In a country where only half the population can afford or find medical treatment, a high-tech donkey clinic with its very own ambulance service may seem excessive. But not to the Ethiopian farmers who rely on these sure-footed, stoic beasts of burden.
DEBRE ZEIT, Ethiopia In a country where only half the population can afford or find medical treatment, a high-tech donkey clinic with its very own ambulance service may seem excessive.
But not to the Ethiopian farmers who rely on these sure-footed, stoic beasts of burden.
"My donkey is my life," says 51-year-old farmer Lema Raya. "Without him my family cannot eat or drink. He carries our water and food -- he is our provider, our car and our friend."
Lema has brought his donkey to the Donkey Sanctuary, one of a handful of hospitals in the world exclusively for donkeys and the only place in Ethiopia where donkeys can get specialized treatment. Treatment and advice are free and the immaculate 11-year-old hospital's annual US$60,000 budget is funded by its British-based namesake, which also runs or funds donkey hospitals in India, Kenya, Mexico, Spain and England.

#### Entries provided

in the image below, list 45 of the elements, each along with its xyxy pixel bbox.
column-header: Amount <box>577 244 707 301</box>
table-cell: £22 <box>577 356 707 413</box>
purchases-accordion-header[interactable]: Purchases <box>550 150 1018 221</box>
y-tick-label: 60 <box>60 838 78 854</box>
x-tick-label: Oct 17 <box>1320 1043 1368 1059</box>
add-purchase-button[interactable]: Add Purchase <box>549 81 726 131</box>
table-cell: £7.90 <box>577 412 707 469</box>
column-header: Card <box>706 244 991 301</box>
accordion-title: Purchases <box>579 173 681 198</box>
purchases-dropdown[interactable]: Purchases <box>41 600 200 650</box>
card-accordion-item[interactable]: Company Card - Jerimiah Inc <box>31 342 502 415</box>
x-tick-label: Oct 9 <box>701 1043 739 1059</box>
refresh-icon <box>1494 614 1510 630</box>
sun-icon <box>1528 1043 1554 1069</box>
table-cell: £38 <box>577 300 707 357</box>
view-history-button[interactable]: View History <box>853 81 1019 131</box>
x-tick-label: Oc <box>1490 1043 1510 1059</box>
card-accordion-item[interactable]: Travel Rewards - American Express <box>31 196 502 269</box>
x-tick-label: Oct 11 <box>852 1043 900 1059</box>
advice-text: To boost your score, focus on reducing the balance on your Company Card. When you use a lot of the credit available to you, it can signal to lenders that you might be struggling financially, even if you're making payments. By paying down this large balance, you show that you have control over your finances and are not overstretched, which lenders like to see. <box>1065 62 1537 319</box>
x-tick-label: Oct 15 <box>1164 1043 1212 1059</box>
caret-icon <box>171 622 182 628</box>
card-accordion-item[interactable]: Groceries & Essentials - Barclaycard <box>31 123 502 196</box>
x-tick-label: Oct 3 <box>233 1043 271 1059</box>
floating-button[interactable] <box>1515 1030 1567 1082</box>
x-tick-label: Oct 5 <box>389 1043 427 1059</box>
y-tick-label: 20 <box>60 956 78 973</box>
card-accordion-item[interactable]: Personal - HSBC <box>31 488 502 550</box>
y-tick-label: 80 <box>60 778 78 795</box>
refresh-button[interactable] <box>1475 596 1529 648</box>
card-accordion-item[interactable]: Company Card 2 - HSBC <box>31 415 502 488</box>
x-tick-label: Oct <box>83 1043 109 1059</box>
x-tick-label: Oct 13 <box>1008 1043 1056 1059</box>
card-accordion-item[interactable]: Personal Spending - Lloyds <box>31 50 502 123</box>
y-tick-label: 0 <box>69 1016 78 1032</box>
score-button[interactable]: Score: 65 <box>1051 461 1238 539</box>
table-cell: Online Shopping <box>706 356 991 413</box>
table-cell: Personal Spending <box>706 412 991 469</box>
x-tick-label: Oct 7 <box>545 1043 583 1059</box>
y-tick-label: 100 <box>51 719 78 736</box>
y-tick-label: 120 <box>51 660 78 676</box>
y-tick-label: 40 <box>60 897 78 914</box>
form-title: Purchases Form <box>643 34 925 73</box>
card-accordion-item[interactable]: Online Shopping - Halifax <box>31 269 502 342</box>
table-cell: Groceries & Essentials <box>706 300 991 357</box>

#### Aim of the exercise
Can you carry on the article about the Ethiopian donkey hospital from its last sentence? The material has no connection to the donkey hospital article.

#### Response to the task
The need is enormous in desperately poor Ethiopia.
Ethiopia has the second largest donkey population in the world. Some 5 million of them pick their way through the rocky, barren highlands bearing their heavy loads, according to Feseha Gebreab, Ethiopia's foremost expert on the animal. Only China with 12 million donkeys has more, Feseha said.
Donkeys provide the transport that brings food and water to millions in the remotest parts of Ethiopia, where roads and communications do not exist.
"Despite its importance this is an animal with a very poor image," said Feseha, who is a former dean of Ethiopia's veterinary school and now is a consultant to the sanctuary at Debre Zeit, 60 kilometers east of the capital, Addis Ababa.
While farmers like Lema extoll their donkeys, they also overwork them, Feseha said. The Ethiopian population has almost doubled from 40 million 20 years ago to 71 million today, increasing the burden on donkeys.
Exceptionally hardy, the donkey's staggering pain threshold often means it will struggle on no matter how much work it is given or how badly it is treated.
Feseha said the result is reflected in life expectancy: just nine hard years for a donkey here, compared to around 35 years in Europe or the U.S., where a donkey is more likely to be a pet than a laborer.
"Their workload has increased and with it so too have their injuries," Feseha said.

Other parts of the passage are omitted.